Provided material =
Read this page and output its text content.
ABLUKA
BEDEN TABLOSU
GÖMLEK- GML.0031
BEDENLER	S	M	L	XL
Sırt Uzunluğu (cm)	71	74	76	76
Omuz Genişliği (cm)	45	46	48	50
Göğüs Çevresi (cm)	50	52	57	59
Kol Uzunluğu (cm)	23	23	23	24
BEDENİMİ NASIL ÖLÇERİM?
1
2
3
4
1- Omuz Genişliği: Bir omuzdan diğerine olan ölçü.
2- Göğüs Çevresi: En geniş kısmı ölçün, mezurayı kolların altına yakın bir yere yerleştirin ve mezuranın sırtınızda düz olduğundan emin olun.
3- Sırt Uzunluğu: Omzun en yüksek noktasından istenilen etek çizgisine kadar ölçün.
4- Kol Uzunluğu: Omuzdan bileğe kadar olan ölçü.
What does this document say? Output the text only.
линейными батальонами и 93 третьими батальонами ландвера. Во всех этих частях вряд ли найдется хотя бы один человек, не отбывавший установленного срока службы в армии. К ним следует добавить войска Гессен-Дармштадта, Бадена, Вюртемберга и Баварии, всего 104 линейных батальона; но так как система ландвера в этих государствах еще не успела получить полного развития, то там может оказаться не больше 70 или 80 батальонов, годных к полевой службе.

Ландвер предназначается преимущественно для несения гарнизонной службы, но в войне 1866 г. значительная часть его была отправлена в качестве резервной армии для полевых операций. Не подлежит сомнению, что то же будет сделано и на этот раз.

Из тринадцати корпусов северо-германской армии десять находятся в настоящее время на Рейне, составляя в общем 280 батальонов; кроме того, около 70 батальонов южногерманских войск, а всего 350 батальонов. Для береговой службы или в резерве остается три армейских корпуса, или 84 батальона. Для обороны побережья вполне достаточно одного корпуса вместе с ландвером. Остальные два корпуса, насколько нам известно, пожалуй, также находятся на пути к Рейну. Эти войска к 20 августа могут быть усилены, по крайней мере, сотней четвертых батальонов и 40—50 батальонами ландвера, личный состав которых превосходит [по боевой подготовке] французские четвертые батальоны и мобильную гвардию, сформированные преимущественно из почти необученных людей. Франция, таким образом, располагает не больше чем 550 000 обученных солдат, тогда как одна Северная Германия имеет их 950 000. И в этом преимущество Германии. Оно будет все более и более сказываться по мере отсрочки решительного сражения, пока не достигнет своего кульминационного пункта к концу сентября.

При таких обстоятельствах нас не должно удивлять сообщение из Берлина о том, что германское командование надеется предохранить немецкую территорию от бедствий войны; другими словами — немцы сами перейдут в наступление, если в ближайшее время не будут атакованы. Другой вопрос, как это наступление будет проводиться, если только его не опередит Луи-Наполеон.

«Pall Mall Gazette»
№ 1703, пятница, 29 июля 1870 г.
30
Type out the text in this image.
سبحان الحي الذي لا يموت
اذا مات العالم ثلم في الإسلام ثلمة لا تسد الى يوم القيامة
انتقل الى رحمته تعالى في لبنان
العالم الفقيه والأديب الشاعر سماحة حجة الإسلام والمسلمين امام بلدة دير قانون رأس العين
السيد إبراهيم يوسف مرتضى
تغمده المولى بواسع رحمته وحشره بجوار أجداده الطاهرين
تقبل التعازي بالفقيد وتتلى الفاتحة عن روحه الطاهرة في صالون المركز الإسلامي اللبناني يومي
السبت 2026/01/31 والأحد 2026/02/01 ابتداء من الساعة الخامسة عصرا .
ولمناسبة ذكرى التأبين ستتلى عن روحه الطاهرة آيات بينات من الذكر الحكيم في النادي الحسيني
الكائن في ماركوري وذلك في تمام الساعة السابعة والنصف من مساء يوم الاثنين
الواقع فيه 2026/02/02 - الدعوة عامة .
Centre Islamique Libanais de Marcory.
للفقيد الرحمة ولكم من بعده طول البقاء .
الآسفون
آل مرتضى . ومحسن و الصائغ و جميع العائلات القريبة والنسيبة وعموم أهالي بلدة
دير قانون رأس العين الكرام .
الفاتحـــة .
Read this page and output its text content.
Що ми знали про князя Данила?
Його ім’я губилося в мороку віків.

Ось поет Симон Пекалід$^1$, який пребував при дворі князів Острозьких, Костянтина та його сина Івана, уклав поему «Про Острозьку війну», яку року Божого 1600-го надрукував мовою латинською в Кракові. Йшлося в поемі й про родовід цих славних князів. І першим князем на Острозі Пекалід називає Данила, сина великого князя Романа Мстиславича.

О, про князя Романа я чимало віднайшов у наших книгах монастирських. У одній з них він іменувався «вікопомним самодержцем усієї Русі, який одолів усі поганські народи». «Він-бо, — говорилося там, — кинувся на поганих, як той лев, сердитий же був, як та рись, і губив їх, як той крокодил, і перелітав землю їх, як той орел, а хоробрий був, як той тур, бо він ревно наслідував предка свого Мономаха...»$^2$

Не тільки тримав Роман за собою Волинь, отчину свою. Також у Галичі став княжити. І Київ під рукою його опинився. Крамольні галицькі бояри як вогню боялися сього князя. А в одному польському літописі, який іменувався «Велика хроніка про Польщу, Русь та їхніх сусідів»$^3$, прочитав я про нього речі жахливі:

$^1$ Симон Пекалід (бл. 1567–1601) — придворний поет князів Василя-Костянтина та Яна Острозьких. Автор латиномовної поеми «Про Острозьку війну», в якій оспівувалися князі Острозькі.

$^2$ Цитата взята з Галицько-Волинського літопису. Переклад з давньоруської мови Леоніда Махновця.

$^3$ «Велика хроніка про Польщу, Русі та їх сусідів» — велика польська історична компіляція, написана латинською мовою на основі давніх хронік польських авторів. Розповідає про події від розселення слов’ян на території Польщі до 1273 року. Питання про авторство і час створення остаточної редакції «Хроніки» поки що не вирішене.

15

What you should do =
Using the records above, list each line that includes "Острозьких".

Answer to this task =
Ось поет Симон Пекалід$^1$, який пребував при дворі князів Острозьких, Костянтина та його сина Івана, уклав поему «Про Острозьку війну», яку року Божого 1600-го надрукував мовою латинською в Кракові. Йшлося в поемі й про родовід цих славних князів. І першим князем на Острозі Пекалід називає Данила, сина великого князя Романа Мстиславича.
$^1$ Симон Пекалід (бл. 1567–1601) — придворний поет князів Василя-Костянтина та Яна Острозьких. Автор латиномовної поеми «Про Острозьку війну», в якій оспівувалися князі Острозькі.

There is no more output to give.